## Records to process
= = =

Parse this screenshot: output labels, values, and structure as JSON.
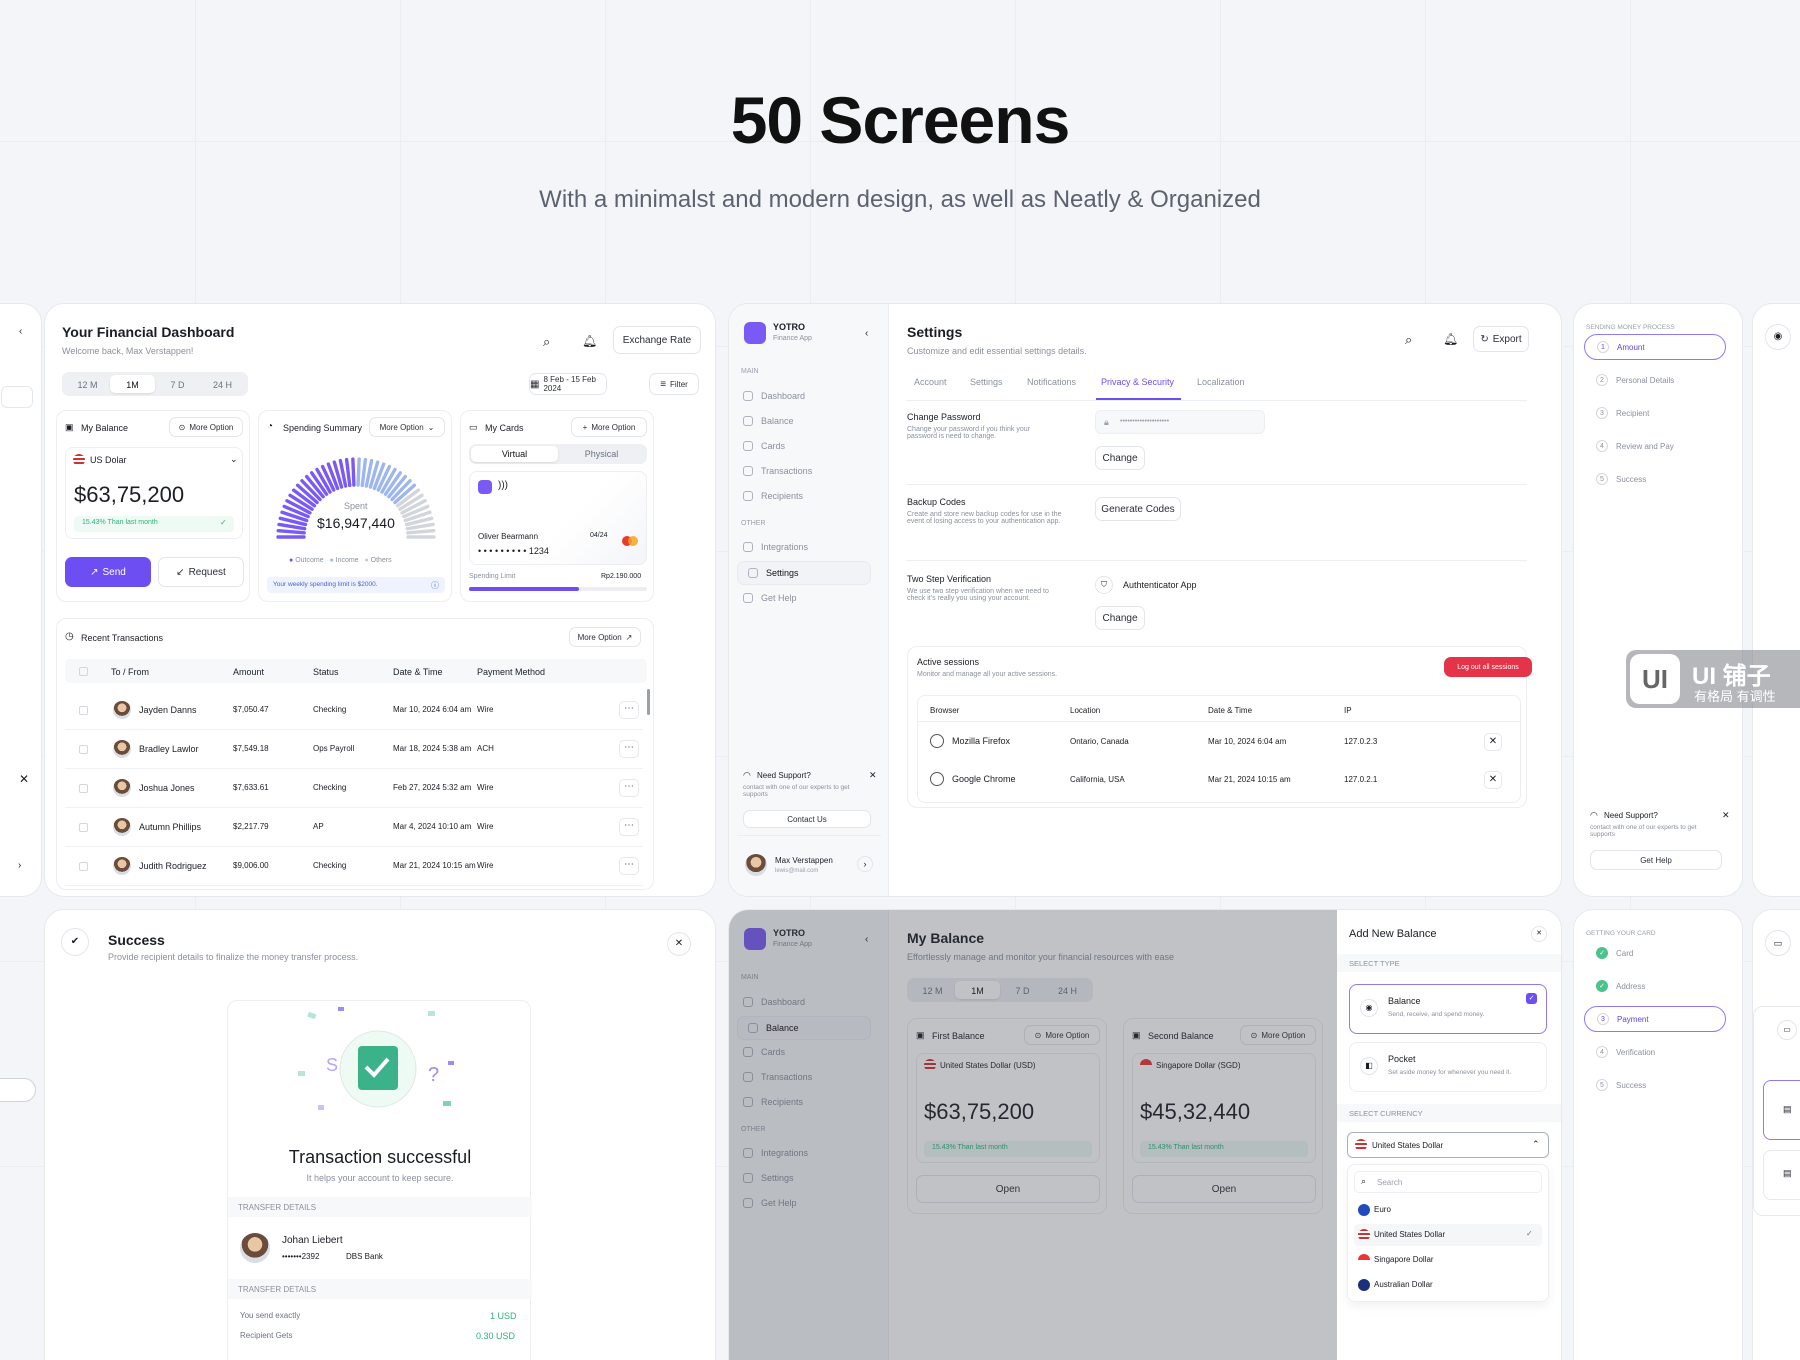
{
  "hero": {
    "title": "50 Screens",
    "subtitle": "With a minimalst and modern design, as well as Neatly & Organized"
  },
  "dashboard": {
    "title": "Your Financial Dashboard",
    "welcome": "Welcome back, Max Verstappen!",
    "search_icon": "search-icon",
    "bell_icon": "bell-icon",
    "exchange": "Exchange Rate",
    "ranges": [
      "12 M",
      "1M",
      "7 D",
      "24 H"
    ],
    "date_range": "8 Feb - 15 Feb 2024",
    "filter": "Filter",
    "balance": {
      "title": "My Balance",
      "more": "More Option",
      "currency": "US Dolar",
      "amount": "$63,75,200",
      "change": "15.43% Than last month",
      "send": "Send",
      "request": "Request"
    },
    "spending": {
      "title": "Spending Summary",
      "more": "More Option",
      "label": "Spent",
      "amount": "$16,947,440",
      "legend": [
        "Outcome",
        "Income",
        "Others"
      ],
      "note": "Your weekly spending limit is $2000."
    },
    "cards": {
      "title": "My Cards",
      "more": "More Option",
      "tabs": [
        "Virtual",
        "Physical"
      ],
      "holder": "Oliver Bearmann",
      "expiry": "04/24",
      "number": "• • • • • • • • • 1234",
      "limit_label": "Spending Limit",
      "limit": "Rp2.190.000",
      "limit_used": 0.62
    },
    "transactions": {
      "title": "Recent Transactions",
      "more": "More Option",
      "columns": [
        "To / From",
        "Amount",
        "Status",
        "Date & Time",
        "Payment Method"
      ],
      "rows": [
        {
          "name": "Jayden Danns",
          "amount": "$7,050.47",
          "status": "Checking",
          "date": "Mar 10, 2024 6:04 am",
          "method": "Wire"
        },
        {
          "name": "Bradley Lawlor",
          "amount": "$7,549.18",
          "status": "Ops Payroll",
          "date": "Mar 18, 2024 5:38 am",
          "method": "ACH"
        },
        {
          "name": "Joshua Jones",
          "amount": "$7,633.61",
          "status": "Checking",
          "date": "Feb 27, 2024 5:32 am",
          "method": "Wire"
        },
        {
          "name": "Autumn Phillips",
          "amount": "$2,217.79",
          "status": "AP",
          "date": "Mar 4, 2024 10:10 am",
          "method": "Wire"
        },
        {
          "name": "Judith Rodriguez",
          "amount": "$9,006.00",
          "status": "Checking",
          "date": "Mar 21, 2024 10:15 am",
          "method": "Wire"
        }
      ]
    }
  },
  "sidebar": {
    "brand": "YOTRO",
    "brand_sub": "Finance App",
    "main_label": "MAIN",
    "other_label": "OTHER",
    "items": [
      "Dashboard",
      "Balance",
      "Cards",
      "Transactions",
      "Recipients"
    ],
    "other_items": [
      "Integrations",
      "Settings",
      "Get Help"
    ],
    "support_title": "Need Support?",
    "support_text": "contact with one of our experts to get supports",
    "contact": "Contact Us",
    "user": "Max Verstappen",
    "email": "lewis@mail.com"
  },
  "settings": {
    "title": "Settings",
    "subtitle": "Customize and edit essential settings details.",
    "export": "Export",
    "tabs": [
      "Account",
      "Settings",
      "Notifications",
      "Privacy & Security",
      "Localization"
    ],
    "password": {
      "title": "Change Password",
      "text": "Change your password if you think your password is need to change.",
      "value": "••••••••••••••••••••",
      "button": "Change"
    },
    "backup": {
      "title": "Backup Codes",
      "text": "Create and store new backup codes for use in the event of losing access to your authentication app.",
      "button": "Generate Codes"
    },
    "twostep": {
      "title": "Two Step Verification",
      "text": "We use two step verification when we need to check it's really you using your account.",
      "method": "Authtenticator App",
      "button": "Change"
    },
    "sessions": {
      "title": "Active sessions",
      "text": "Monitor and manage all your active sessions.",
      "logout": "Log out all sessions",
      "columns": [
        "Browser",
        "Location",
        "Date & Time",
        "IP"
      ],
      "rows": [
        {
          "browser": "Mozilla Firefox",
          "location": "Ontario, Canada",
          "date": "Mar 10, 2024 6:04 am",
          "ip": "127.0.2.3"
        },
        {
          "browser": "Google Chrome",
          "location": "California, USA",
          "date": "Mar 21, 2024 10:15 am",
          "ip": "127.0.2.1"
        }
      ]
    }
  },
  "send_steps": {
    "heading": "SENDING MONEY PROCESS",
    "steps": [
      "Amount",
      "Personal Details",
      "Recipient",
      "Review and Pay",
      "Success"
    ],
    "support_title": "Need Support?",
    "support_text": "contact with one of our experts to get supports",
    "help": "Get Help"
  },
  "watermark": {
    "logo": "UI",
    "title": "UI 铺子",
    "sub": "有格局 有调性"
  },
  "success": {
    "title": "Success",
    "subtitle": "Provide recipient details to finalize the money transfer process.",
    "headline": "Transaction successful",
    "sub": "It helps your account to keep secure.",
    "details_label": "TRANSFER DETAILS",
    "recipient": "Johan Liebert",
    "account": "•••••••2392",
    "bank": "DBS Bank",
    "details_label2": "TRANSFER DETAILS",
    "send_label": "You send exactly",
    "send_value": "1 USD",
    "get_label": "Recipient Gets",
    "get_value": "0.30 USD"
  },
  "my_balance": {
    "title": "My Balance",
    "subtitle": "Effortlessly manage and monitor your financial resources with ease",
    "ranges": [
      "12 M",
      "1M",
      "7 D",
      "24 H"
    ],
    "first": {
      "title": "First Balance",
      "more": "More Option",
      "currency": "United States Dollar (USD)",
      "amount": "$63,75,200",
      "change": "15.43% Than last month",
      "open": "Open"
    },
    "second": {
      "title": "Second Balance",
      "more": "More Option",
      "currency": "Singapore Dollar (SGD)",
      "amount": "$45,32,440",
      "change": "15.43% Than last month",
      "open": "Open"
    }
  },
  "add_balance": {
    "title": "Add New Balance",
    "select_type": "SELECT TYPE",
    "balance": {
      "title": "Balance",
      "text": "Send, receive, and spend money."
    },
    "pocket": {
      "title": "Pocket",
      "text": "Set aside money for whenever you need it."
    },
    "select_currency": "SELECT CURRENCY",
    "selected": "United States Dollar",
    "search": "Search",
    "options": [
      "Euro",
      "United States Dollar",
      "Singapore Dollar",
      "Australian Dollar"
    ]
  },
  "card_steps": {
    "heading": "GETTING YOUR CARD",
    "steps": [
      "Card",
      "Address",
      "Payment",
      "Verification",
      "Success"
    ]
  },
  "colors": {
    "accent": "#6d4ef2",
    "danger": "#e5334a",
    "success": "#2fb37a"
  }
}
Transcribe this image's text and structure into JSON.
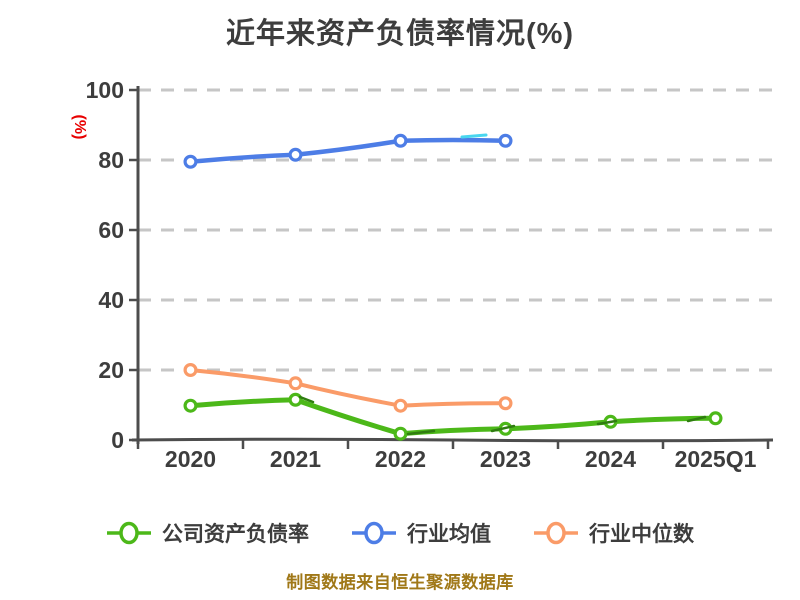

= = =

## Challenge
Go through the material above and print all of it exactly, except the pictures.

## The output
Parse this screenshot: output labels, values, and structure as JSON.
{
  "hero": {
    "title": "50 Screens",
    "subtitle": "With a minimalst and modern design, as well as Neatly & Organized"
  },
  "dashboard": {
    "title": "Your Financial Dashboard",
    "welcome": "Welcome back, Max Verstappen!",
    "search_icon": "search-icon",
    "bell_icon": "bell-icon",
    "exchange": "Exchange Rate",
    "ranges": [
      "12 M",
      "1M",
      "7 D",
      "24 H"
    ],
    "date_range": "8 Feb - 15 Feb 2024",
    "filter": "Filter",
    "balance": {
      "title": "My Balance",
      "more": "More Option",
      "currency": "US Dolar",
      "amount": "$63,75,200",
      "change": "15.43% Than last month",
      "send": "Send",
      "request": "Request"
    },
    "spending": {
      "title": "Spending Summary",
      "more": "More Option",
      "label": "Spent",
      "amount": "$16,947,440",
      "legend": [
        "Outcome",
        "Income",
        "Others"
      ],
      "note": "Your weekly spending limit is $2000."
    },
    "cards": {
      "title": "My Cards",
      "more": "More Option",
      "tabs": [
        "Virtual",
        "Physical"
      ],
      "holder": "Oliver Bearmann",
      "expiry": "04/24",
      "number": "• • • • • • • • • 1234",
      "limit_label": "Spending Limit",
      "limit": "Rp2.190.000",
      "limit_used": 0.62
    },
    "transactions": {
      "title": "Recent Transactions",
      "more": "More Option",
      "columns": [
        "To / From",
        "Amount",
        "Status",
        "Date & Time",
        "Payment Method"
      ],
      "rows": [
        {
          "name": "Jayden Danns",
          "amount": "$7,050.47",
          "status": "Checking",
          "date": "Mar 10, 2024 6:04 am",
          "method": "Wire"
        },
        {
          "name": "Bradley Lawlor",
          "amount": "$7,549.18",
          "status": "Ops Payroll",
          "date": "Mar 18, 2024 5:38 am",
          "method": "ACH"
        },
        {
          "name": "Joshua Jones",
          "amount": "$7,633.61",
          "status": "Checking",
          "date": "Feb 27, 2024 5:32 am",
          "method": "Wire"
        },
        {
          "name": "Autumn Phillips",
          "amount": "$2,217.79",
          "status": "AP",
          "date": "Mar 4, 2024 10:10 am",
          "method": "Wire"
        },
        {
          "name": "Judith Rodriguez",
          "amount": "$9,006.00",
          "status": "Checking",
          "date": "Mar 21, 2024 10:15 am",
          "method": "Wire"
        }
      ]
    }
  },
  "sidebar": {
    "brand": "YOTRO",
    "brand_sub": "Finance App",
    "main_label": "MAIN",
    "other_label": "OTHER",
    "items": [
      "Dashboard",
      "Balance",
      "Cards",
      "Transactions",
      "Recipients"
    ],
    "other_items": [
      "Integrations",
      "Settings",
      "Get Help"
    ],
    "support_title": "Need Support?",
    "support_text": "contact with one of our experts to get supports",
    "contact": "Contact Us",
    "user": "Max Verstappen",
    "email": "lewis@mail.com"
  },
  "settings": {
    "title": "Settings",
    "subtitle": "Customize and edit essential settings details.",
    "export": "Export",
    "tabs": [
      "Account",
      "Settings",
      "Notifications",
      "Privacy & Security",
      "Localization"
    ],
    "password": {
      "title": "Change Password",
      "text": "Change your password if you think your password is need to change.",
      "value": "••••••••••••••••••••",
      "button": "Change"
    },
    "backup": {
      "title": "Backup Codes",
      "text": "Create and store new backup codes for use in the event of losing access to your authentication app.",
      "button": "Generate Codes"
    },
    "twostep": {
      "title": "Two Step Verification",
      "text": "We use two step verification when we need to check it's really you using your account.",
      "method": "Authtenticator App",
      "button": "Change"
    },
    "sessions": {
      "title": "Active sessions",
      "text": "Monitor and manage all your active sessions.",
      "logout": "Log out all sessions",
      "columns": [
        "Browser",
        "Location",
        "Date & Time",
        "IP"
      ],
      "rows": [
        {
          "browser": "Mozilla Firefox",
          "location": "Ontario, Canada",
          "date": "Mar 10, 2024 6:04 am",
          "ip": "127.0.2.3"
        },
        {
          "browser": "Google Chrome",
          "location": "California, USA",
          "date": "Mar 21, 2024 10:15 am",
          "ip": "127.0.2.1"
        }
      ]
    }
  },
  "send_steps": {
    "heading": "SENDING MONEY PROCESS",
    "steps": [
      "Amount",
      "Personal Details",
      "Recipient",
      "Review and Pay",
      "Success"
    ],
    "support_title": "Need Support?",
    "support_text": "contact with one of our experts to get supports",
    "help": "Get Help"
  },
  "watermark": {
    "logo": "UI",
    "title": "UI 铺子",
    "sub": "有格局 有调性"
  },
  "success": {
    "title": "Success",
    "subtitle": "Provide recipient details to finalize the money transfer process.",
    "headline": "Transaction successful",
    "sub": "It helps your account to keep secure.",
    "details_label": "TRANSFER DETAILS",
    "recipient": "Johan Liebert",
    "account": "•••••••2392",
    "bank": "DBS Bank",
    "details_label2": "TRANSFER DETAILS",
    "send_label": "You send exactly",
    "send_value": "1 USD",
    "get_label": "Recipient Gets",
    "get_value": "0.30 USD"
  },
  "my_balance": {
    "title": "My Balance",
    "subtitle": "Effortlessly manage and monitor your financial resources with ease",
    "ranges": [
      "12 M",
      "1M",
      "7 D",
      "24 H"
    ],
    "first": {
      "title": "First Balance",
      "more": "More Option",
      "currency": "United States Dollar (USD)",
      "amount": "$63,75,200",
      "change": "15.43% Than last month",
      "open": "Open"
    },
    "second": {
      "title": "Second Balance",
      "more": "More Option",
      "currency": "Singapore Dollar (SGD)",
      "amount": "$45,32,440",
      "change": "15.43% Than last month",
      "open": "Open"
    }
  },
  "add_balance": {
    "title": "Add New Balance",
    "select_type": "SELECT TYPE",
    "balance": {
      "title": "Balance",
      "text": "Send, receive, and spend money."
    },
    "pocket": {
      "title": "Pocket",
      "text": "Set aside money for whenever you need it."
    },
    "select_currency": "SELECT CURRENCY",
    "selected": "United States Dollar",
    "search": "Search",
    "options": [
      "Euro",
      "United States Dollar",
      "Singapore Dollar",
      "Australian Dollar"
    ]
  },
  "card_steps": {
    "heading": "GETTING YOUR CARD",
    "steps": [
      "Card",
      "Address",
      "Payment",
      "Verification",
      "Success"
    ]
  },
  "colors": {
    "accent": "#6d4ef2",
    "danger": "#e5334a",
    "success": "#2fb37a"
  }
}
Transcribe this image's text and structure into JSON.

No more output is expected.